• Document passage:
────────────────────────────────────────

Facebook details AI that can understand videos

On the heels of a computer vision system that achieved state-of-the-art accuracy with minimal supervision, Facebook today announced a project called Learning from Videos that's designed to automatically learn audio, textual, and visual representations from publicly available Facebook videos. By learning from videos spanning nearly every country and hundreds of languages, Facebook says the project will not only help it to improve its core AI systems but enable entirely new experiences. Already, Learning from Videos, which began in 2020, has led to improved recommendations in Instagram Reels, according to Facebook.

Continuously learning from the world is one of the hallmarks of human intelligence. Just as people quickly learn to recognize places, things, and other people, AI systems could be smarter and more useful if they managed to mimic the way humans learn. As opposed to relying on the labeled datasets used to train many algorithms today, Facebook, Google, and others are looking toward self-supervised techniques that require few or no annotations.

For example, Facebook says it's using Generalized Data Transformations (GDT), a self-supervised system that learns the relationships between sounds and images, to suggest Instagram Reel clips relevant to recently watched videos while filtering out near-duplicates. Consisting of a series of models trained across dozens of GPUs on a dataset of millions of Reels and videos from Instagram, GDT can learn that a picture of an audience clapping probably goes with the sound of applause or that a video of a plane taking off likely goes with a loud roar. Moreover, the system can surface recommendations based on videos that sound alike or look alike, respectively, by leveraging audio as a signal.

When asked which Facebook and Instagram users were subjected to having their content used to train systems like GDT and whether those users were informed the content was being used in this way, a Facebook spokesperson told VentureBeat that the company informs account holders in its data policy that Facebook "uses the information we have to support research and innovation." In training other computer vision systems such as SEER, a self-supervised AI model that Facebook detailed last week, OneZero notes that the company has purposely excluded user images from the European Union, likely because of GDPR.

────────────────────────────────────────

Data items
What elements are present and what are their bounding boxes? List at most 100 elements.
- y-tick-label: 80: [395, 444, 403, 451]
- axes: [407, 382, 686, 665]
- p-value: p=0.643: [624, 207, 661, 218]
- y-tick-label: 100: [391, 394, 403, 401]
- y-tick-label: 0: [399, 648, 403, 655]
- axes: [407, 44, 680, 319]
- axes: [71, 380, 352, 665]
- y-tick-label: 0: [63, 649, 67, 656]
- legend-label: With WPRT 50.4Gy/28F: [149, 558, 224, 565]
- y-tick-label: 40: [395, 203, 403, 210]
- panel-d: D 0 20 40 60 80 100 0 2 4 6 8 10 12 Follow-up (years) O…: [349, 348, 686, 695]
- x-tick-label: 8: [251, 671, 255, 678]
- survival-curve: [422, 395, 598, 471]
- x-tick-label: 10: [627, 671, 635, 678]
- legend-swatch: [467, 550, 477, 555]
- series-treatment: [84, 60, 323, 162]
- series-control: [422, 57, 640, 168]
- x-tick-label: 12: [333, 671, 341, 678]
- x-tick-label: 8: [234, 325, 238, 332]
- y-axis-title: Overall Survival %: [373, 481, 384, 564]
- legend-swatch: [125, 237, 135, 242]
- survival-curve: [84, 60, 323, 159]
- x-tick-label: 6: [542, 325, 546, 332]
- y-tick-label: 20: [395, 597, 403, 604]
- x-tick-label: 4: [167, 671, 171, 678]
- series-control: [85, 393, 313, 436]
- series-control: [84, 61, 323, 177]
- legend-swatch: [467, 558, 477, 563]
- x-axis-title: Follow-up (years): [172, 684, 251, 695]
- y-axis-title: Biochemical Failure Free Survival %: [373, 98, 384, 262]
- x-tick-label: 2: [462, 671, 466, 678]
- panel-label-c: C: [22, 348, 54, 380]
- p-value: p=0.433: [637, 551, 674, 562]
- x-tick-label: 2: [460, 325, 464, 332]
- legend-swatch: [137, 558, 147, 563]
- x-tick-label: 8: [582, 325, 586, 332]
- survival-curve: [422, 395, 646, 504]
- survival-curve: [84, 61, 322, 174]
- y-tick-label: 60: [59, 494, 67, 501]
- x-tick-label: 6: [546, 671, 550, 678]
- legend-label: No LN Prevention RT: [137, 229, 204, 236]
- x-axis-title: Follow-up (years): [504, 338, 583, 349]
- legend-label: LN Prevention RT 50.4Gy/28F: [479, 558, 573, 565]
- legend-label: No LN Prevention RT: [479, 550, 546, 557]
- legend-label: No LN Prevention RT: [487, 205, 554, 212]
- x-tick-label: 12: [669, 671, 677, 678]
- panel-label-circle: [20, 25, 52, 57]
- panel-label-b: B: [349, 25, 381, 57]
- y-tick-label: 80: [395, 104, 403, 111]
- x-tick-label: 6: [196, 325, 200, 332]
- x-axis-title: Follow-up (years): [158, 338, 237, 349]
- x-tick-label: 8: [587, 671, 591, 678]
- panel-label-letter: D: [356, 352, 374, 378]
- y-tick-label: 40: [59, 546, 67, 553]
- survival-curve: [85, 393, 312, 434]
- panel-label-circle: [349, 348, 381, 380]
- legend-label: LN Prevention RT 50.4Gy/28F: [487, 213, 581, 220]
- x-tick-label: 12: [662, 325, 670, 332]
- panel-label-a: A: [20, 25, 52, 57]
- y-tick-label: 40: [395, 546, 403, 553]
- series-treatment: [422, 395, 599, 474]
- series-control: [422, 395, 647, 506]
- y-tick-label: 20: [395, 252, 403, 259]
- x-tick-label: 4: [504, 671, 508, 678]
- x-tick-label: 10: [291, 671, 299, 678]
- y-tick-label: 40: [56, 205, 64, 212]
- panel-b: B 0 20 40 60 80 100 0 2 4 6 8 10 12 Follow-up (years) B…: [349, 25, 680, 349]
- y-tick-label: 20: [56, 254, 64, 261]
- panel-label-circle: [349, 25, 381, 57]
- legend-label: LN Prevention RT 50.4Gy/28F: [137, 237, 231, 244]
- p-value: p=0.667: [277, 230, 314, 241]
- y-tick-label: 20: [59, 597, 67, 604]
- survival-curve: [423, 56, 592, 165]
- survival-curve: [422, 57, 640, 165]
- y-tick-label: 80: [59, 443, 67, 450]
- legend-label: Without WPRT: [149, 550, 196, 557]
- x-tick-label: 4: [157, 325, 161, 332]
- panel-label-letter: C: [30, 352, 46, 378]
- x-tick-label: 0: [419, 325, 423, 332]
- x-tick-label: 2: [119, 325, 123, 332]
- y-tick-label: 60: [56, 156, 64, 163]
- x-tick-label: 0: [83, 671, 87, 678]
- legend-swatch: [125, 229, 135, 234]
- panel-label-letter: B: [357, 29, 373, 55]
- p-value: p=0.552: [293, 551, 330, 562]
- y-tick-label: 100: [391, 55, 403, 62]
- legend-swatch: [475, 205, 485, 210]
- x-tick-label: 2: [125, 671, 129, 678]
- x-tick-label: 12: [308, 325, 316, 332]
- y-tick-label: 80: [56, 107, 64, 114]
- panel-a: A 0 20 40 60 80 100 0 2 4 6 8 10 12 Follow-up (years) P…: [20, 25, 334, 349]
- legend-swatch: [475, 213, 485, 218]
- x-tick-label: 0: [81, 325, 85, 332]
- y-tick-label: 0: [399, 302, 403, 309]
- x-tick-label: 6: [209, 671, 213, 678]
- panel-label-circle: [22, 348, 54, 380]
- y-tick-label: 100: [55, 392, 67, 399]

────────────────────────────────────────

Rewrite the stretch of the Learning from Videos article from "Continuously learning from" through "or no annotations.", substituting "labels" for "annotations".

Continuously learning from the world is one of the hallmarks of human intelligence. Just as people quickly learn to recognize places, things, and other people, AI systems could be smarter and more useful if they managed to mimic the way humans learn. As opposed to relying on the labeled datasets used to train many algorithms today, Facebook, Google, and others are looking toward self-supervised techniques that require few or no labels.